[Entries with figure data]
────────────────────────────────────────

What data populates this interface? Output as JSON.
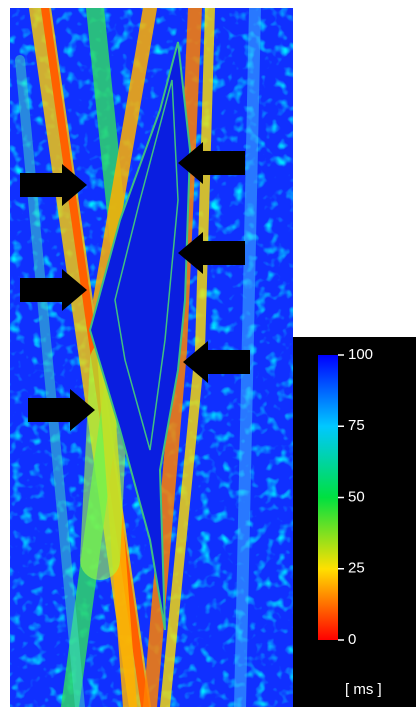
{
  "colorbar": {
    "range": [
      0,
      100
    ],
    "ticks": [
      100,
      75,
      50,
      25,
      0
    ],
    "unit": "[ ms ]"
  }
}
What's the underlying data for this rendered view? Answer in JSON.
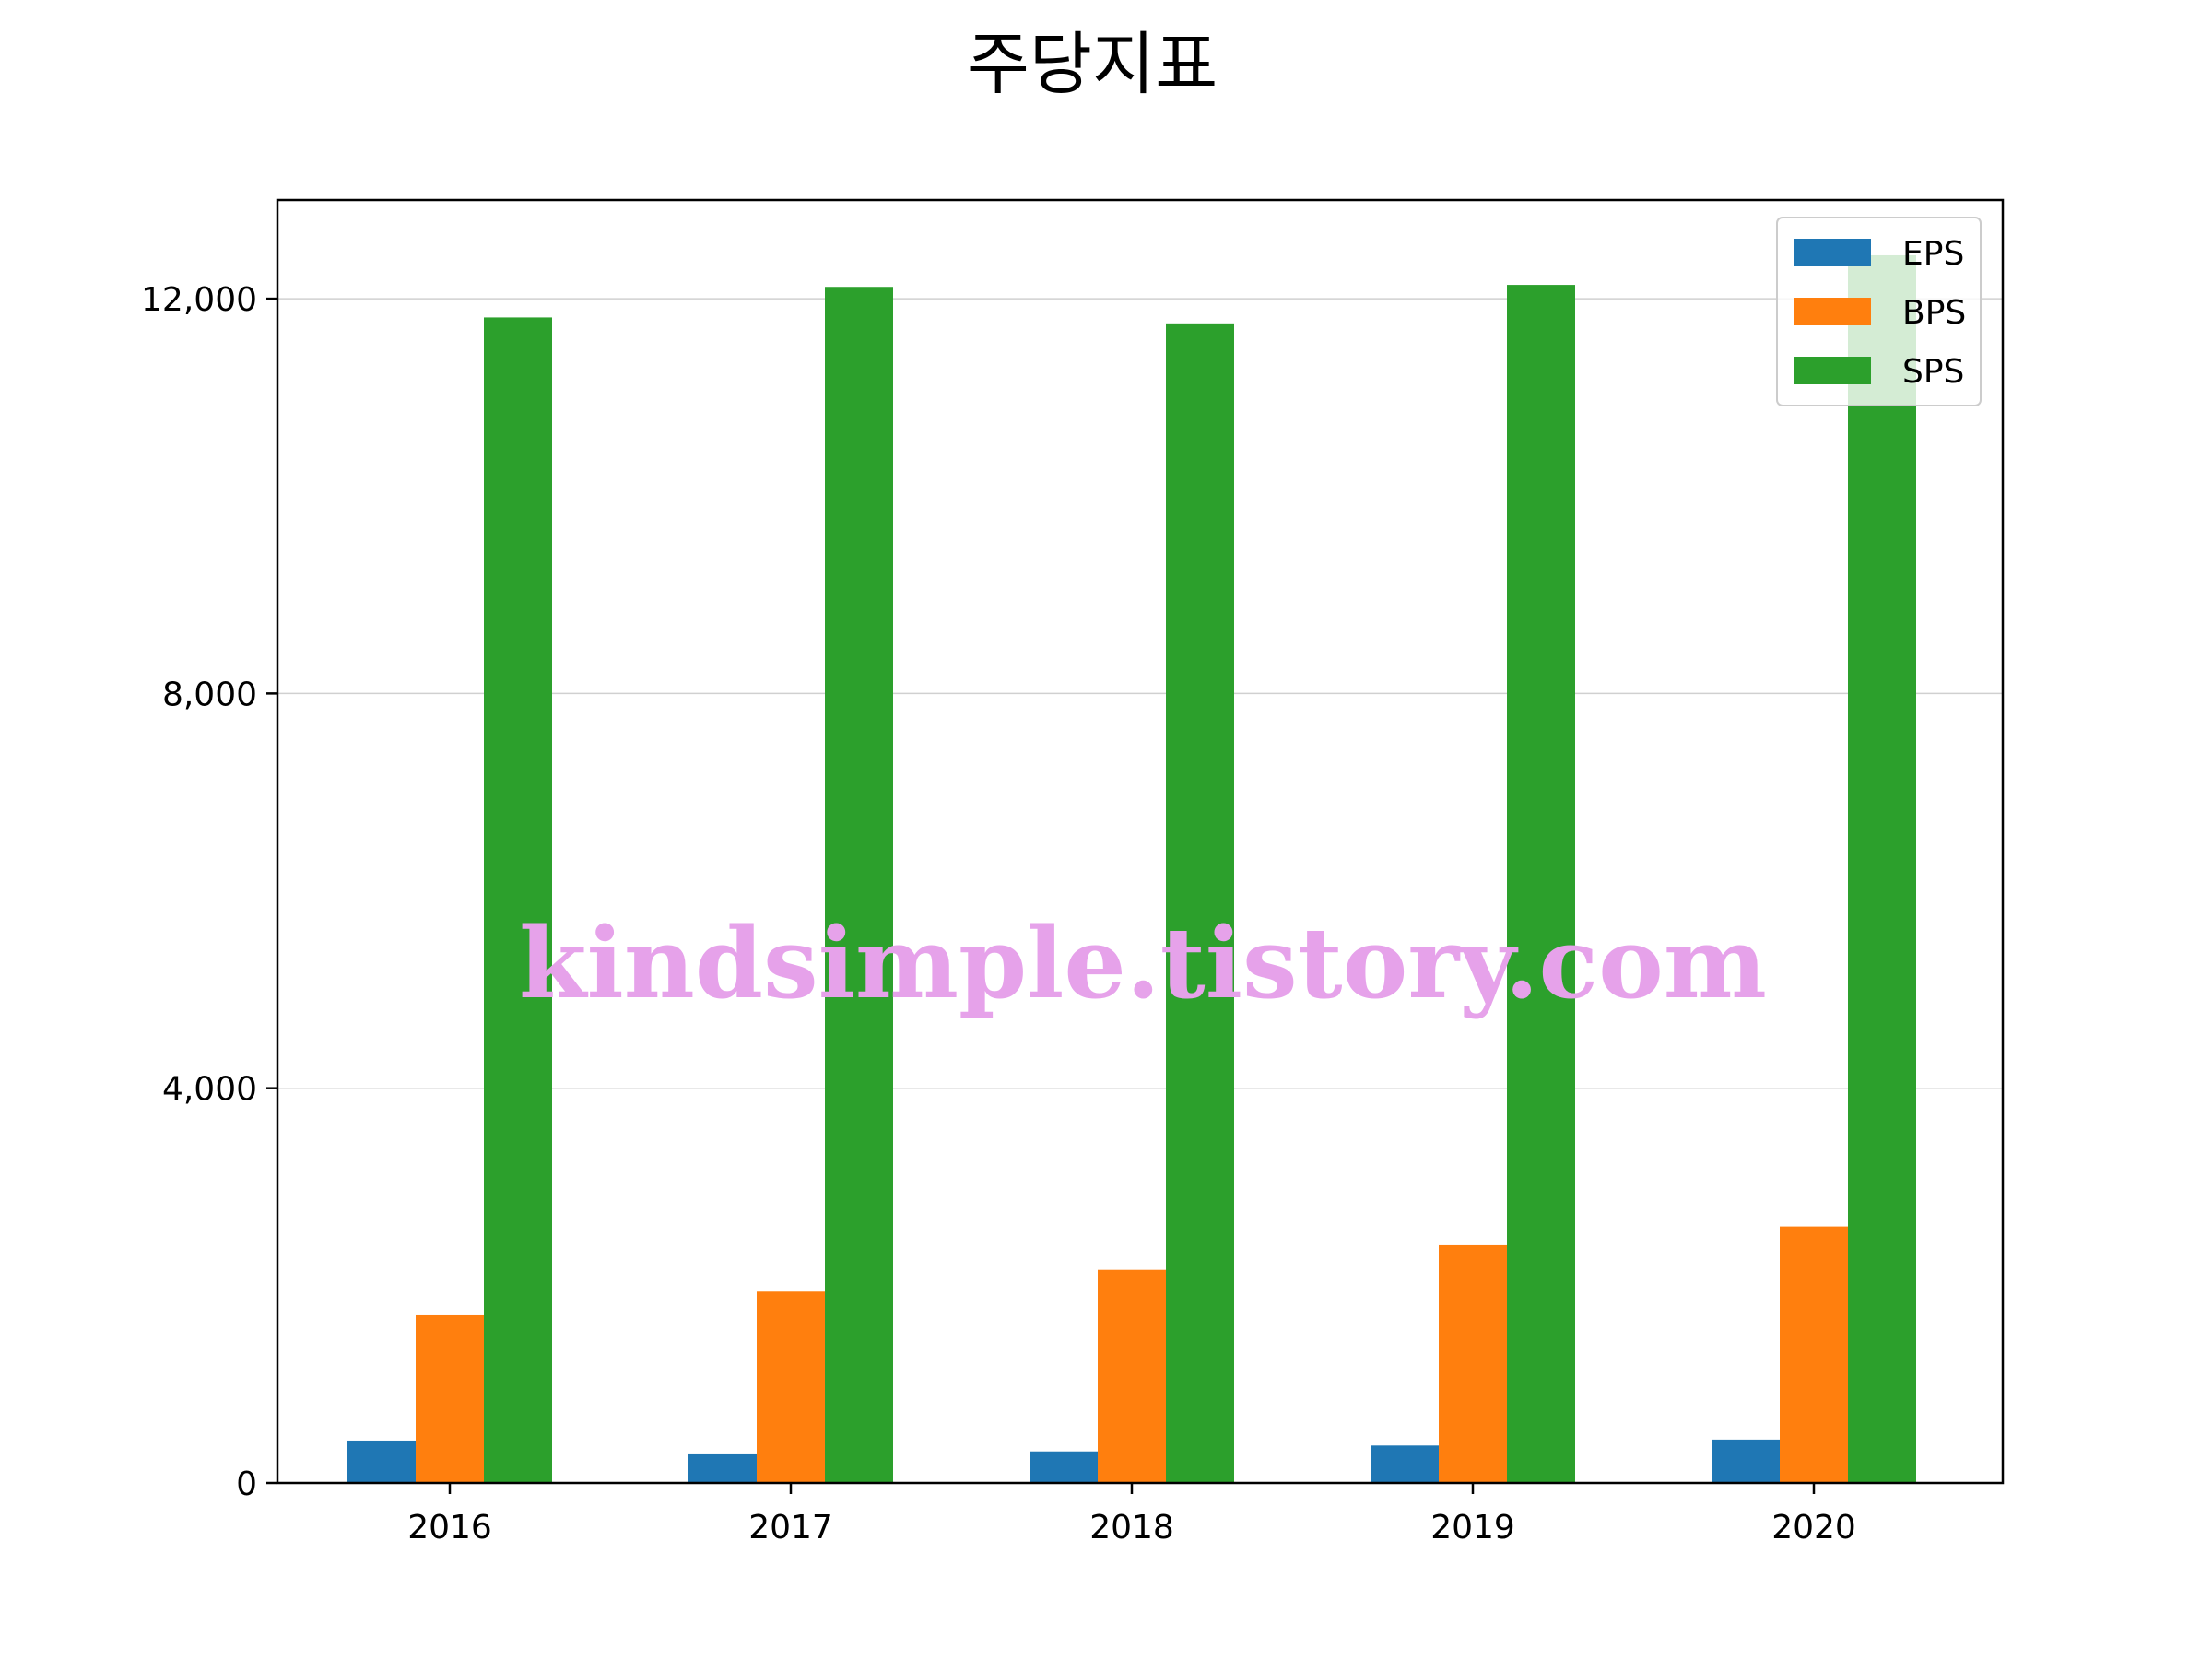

────────────────────────────────────────

• _STATED GOAL_
Print all entries exactly. The images do not belong in the copy.

• _RESPONSE FOR THIS EXERCISE_
What data populates this interface? Output as JSON.
{
  "colorbar": {
    "range": [
      0,
      100
    ],
    "ticks": [
      100,
      75,
      50,
      25,
      0
    ],
    "unit": "[ ms ]"
  }
}
What's the underlying data for this rendered view? Answer in JSON.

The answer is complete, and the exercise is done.